[Stored records]
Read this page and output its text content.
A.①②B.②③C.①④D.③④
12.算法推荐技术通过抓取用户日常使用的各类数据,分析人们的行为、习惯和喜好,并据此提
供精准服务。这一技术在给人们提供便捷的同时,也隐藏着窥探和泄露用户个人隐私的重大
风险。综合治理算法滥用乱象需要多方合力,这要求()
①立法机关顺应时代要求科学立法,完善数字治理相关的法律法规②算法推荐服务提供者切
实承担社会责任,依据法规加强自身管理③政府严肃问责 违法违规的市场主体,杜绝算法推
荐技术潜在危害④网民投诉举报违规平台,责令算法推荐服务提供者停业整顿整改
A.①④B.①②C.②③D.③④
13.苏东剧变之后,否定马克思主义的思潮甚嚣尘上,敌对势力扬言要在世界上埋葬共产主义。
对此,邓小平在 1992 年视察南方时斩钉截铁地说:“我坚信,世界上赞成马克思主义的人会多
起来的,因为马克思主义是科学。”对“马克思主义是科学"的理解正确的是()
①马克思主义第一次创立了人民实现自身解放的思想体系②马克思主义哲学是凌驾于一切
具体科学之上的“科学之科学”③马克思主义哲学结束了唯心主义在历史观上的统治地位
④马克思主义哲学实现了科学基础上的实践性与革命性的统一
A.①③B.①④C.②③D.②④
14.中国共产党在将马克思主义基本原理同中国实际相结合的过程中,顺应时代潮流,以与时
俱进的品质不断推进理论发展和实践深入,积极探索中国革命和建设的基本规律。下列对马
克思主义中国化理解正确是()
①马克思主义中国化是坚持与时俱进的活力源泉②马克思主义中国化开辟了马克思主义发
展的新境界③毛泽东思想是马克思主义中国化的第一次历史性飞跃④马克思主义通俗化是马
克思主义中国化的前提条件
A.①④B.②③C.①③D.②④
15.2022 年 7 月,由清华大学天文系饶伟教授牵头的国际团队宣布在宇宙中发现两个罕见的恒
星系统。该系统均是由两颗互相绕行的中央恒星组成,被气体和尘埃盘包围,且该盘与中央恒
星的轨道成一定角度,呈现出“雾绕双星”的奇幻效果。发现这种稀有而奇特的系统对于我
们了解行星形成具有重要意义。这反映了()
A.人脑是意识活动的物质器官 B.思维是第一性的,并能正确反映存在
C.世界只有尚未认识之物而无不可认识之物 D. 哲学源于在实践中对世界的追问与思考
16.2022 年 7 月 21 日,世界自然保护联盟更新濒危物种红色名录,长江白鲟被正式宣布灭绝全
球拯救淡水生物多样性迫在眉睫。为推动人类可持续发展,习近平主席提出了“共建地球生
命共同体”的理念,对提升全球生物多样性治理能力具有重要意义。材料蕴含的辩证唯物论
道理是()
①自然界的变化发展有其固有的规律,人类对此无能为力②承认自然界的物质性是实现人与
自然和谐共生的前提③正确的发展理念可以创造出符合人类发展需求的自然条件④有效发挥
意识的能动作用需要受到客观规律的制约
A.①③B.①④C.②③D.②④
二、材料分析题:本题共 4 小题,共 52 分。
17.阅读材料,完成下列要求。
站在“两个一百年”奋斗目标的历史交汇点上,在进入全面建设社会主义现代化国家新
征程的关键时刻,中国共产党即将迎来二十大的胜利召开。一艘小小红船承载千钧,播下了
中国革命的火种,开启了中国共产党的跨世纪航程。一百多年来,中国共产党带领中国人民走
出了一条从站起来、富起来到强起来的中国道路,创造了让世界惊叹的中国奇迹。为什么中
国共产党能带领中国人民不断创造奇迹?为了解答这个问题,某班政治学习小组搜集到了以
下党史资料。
--
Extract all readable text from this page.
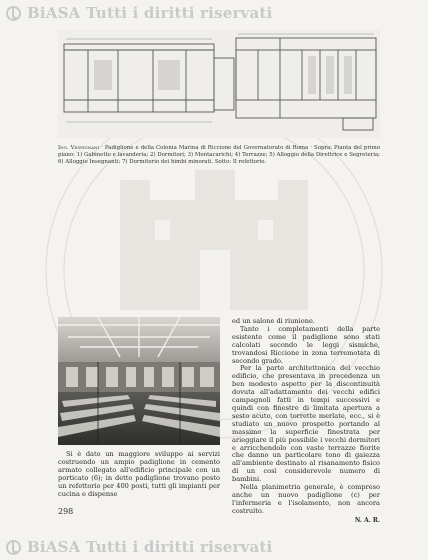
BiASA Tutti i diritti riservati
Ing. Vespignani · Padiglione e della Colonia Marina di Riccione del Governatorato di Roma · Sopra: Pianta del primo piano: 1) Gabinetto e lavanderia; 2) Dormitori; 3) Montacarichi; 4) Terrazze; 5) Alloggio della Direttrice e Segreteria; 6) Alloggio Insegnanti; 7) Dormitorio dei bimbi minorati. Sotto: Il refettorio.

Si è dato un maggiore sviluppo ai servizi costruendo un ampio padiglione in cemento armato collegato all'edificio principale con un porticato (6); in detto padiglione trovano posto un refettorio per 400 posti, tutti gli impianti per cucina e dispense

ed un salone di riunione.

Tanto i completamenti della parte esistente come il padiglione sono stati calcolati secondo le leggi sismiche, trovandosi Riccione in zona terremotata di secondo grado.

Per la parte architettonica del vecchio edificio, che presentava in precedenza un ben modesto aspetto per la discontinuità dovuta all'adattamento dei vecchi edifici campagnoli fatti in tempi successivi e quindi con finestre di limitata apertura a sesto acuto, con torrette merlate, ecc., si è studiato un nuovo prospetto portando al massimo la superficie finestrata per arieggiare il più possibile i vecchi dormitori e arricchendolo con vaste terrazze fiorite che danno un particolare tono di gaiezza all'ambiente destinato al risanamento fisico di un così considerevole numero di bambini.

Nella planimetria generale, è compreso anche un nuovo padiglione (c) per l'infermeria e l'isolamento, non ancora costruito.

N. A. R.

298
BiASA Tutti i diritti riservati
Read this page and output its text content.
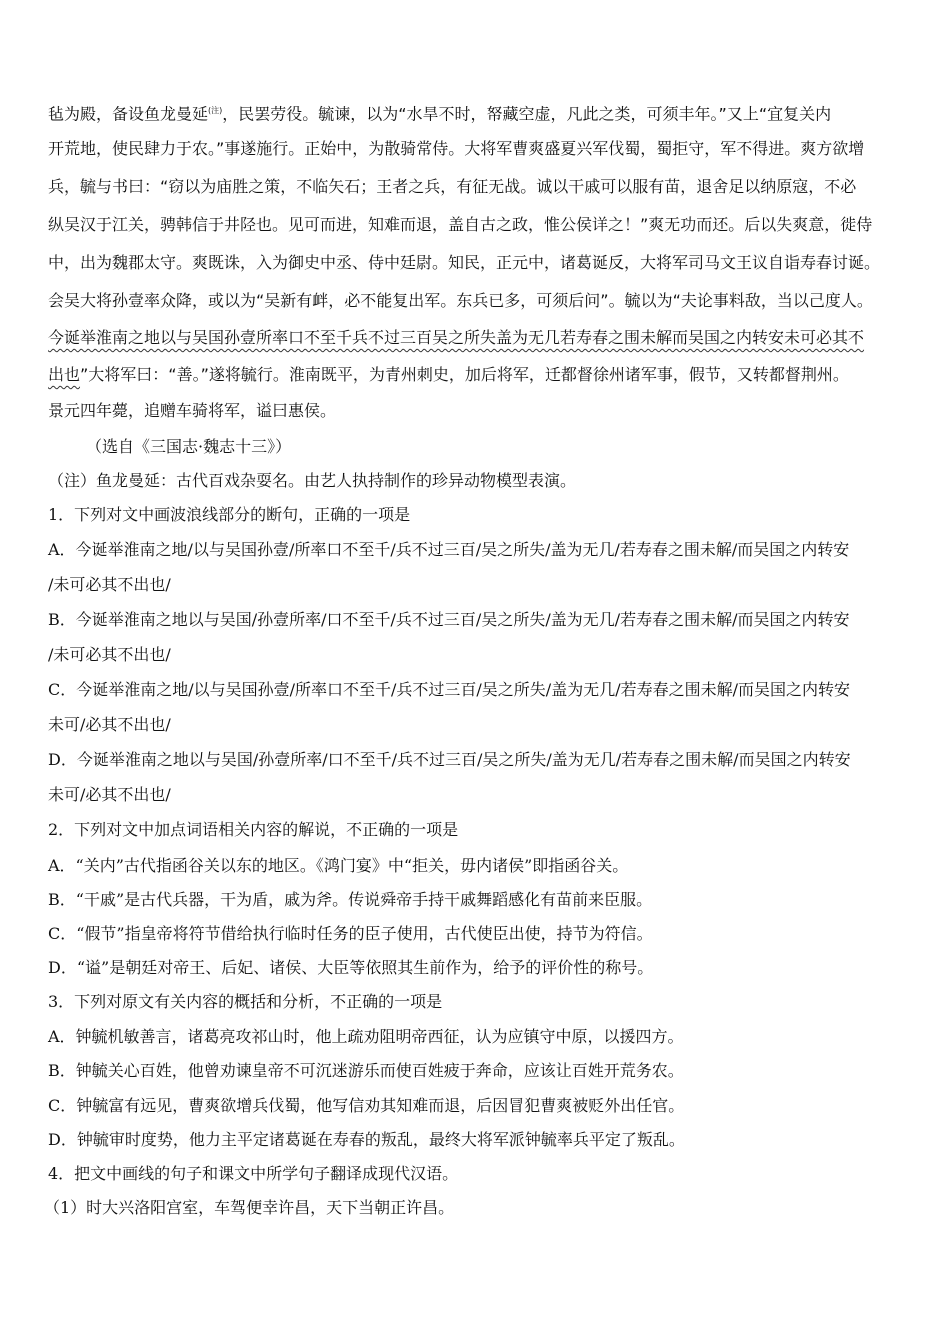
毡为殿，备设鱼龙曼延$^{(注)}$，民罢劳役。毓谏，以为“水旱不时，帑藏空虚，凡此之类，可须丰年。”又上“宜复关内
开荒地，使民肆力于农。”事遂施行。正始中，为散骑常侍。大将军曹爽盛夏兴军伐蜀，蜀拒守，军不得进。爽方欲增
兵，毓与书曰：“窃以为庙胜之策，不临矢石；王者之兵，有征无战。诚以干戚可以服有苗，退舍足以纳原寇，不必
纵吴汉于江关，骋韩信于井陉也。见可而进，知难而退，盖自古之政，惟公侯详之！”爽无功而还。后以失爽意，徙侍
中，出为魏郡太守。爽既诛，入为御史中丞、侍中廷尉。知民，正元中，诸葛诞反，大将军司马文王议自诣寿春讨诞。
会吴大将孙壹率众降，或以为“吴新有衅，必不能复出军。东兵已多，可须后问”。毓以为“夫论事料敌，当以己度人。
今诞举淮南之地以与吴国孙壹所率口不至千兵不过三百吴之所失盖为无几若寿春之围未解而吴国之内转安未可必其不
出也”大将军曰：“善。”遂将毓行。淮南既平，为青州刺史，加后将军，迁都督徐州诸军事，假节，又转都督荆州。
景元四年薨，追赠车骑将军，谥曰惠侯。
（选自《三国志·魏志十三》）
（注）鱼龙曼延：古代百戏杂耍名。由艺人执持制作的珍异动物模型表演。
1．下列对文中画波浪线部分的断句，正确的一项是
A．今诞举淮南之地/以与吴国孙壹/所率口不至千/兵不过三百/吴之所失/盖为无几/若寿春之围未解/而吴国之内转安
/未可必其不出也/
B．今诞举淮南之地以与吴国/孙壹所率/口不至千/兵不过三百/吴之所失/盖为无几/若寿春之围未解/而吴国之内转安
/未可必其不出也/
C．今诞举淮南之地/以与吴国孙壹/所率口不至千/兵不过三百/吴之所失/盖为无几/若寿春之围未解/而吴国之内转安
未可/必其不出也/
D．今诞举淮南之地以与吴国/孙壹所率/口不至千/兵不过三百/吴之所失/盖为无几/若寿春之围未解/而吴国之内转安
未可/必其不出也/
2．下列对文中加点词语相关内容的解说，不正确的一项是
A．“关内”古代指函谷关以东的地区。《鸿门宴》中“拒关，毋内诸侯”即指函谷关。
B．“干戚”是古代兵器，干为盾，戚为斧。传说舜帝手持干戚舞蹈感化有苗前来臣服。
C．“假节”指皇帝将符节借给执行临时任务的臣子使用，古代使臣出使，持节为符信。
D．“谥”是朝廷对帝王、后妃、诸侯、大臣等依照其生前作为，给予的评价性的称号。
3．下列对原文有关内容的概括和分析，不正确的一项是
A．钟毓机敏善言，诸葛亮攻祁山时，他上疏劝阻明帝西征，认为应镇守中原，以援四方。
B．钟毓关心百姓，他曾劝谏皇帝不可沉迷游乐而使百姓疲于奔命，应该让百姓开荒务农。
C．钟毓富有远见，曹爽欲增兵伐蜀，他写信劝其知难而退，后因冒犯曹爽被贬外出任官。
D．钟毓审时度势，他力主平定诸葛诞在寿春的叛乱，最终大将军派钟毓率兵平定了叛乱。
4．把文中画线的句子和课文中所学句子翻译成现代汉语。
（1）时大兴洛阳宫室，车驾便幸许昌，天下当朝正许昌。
--
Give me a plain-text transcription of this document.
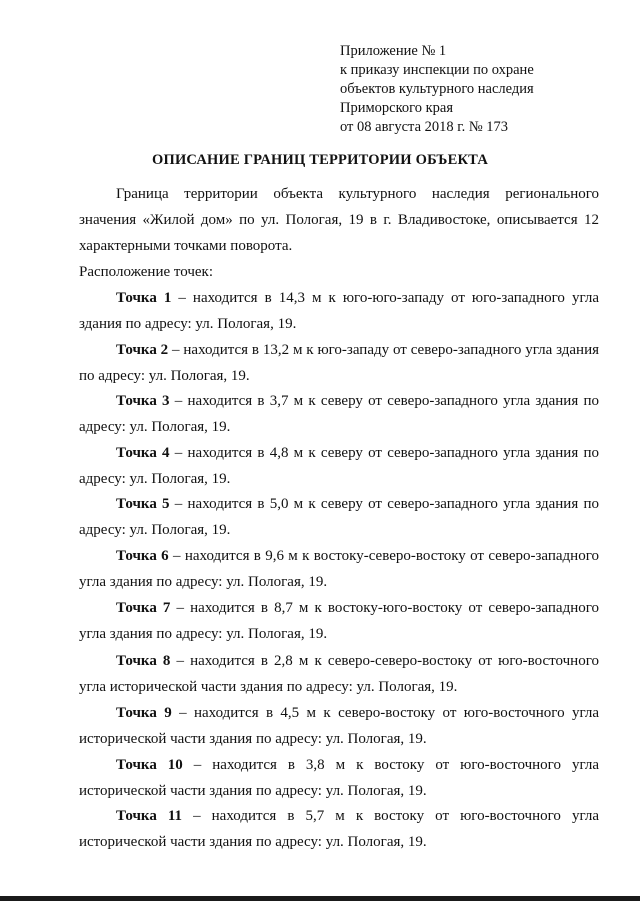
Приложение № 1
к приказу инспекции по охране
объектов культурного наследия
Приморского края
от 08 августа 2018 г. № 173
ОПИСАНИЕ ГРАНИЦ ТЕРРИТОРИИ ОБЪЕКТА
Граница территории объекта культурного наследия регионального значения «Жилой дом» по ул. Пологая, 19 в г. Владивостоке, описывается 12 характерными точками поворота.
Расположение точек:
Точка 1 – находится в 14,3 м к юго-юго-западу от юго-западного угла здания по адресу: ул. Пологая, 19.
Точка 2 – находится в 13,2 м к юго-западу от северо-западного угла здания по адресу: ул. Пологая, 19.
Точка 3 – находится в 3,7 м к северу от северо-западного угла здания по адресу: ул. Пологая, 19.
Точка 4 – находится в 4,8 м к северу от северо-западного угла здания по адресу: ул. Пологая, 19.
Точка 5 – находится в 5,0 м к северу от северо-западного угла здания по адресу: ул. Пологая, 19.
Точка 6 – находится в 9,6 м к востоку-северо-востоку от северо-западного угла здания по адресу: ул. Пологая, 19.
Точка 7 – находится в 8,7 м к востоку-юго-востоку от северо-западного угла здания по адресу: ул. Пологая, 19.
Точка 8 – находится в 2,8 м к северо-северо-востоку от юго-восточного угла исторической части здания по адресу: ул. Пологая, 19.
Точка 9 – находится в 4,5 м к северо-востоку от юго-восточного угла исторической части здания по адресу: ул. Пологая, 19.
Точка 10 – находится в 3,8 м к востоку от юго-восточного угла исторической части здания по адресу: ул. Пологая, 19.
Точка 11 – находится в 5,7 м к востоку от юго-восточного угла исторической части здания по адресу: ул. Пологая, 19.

→ **What to produce**
Filter the listing for the word "наследия" and copy every line that holds it.

→ **Exercise solution**
объектов культурного наследия
Граница территории объекта культурного наследия регионального значения «Жилой дом» по ул. Пологая, 19 в г. Владивостоке, описывается 12 характерными точками поворота.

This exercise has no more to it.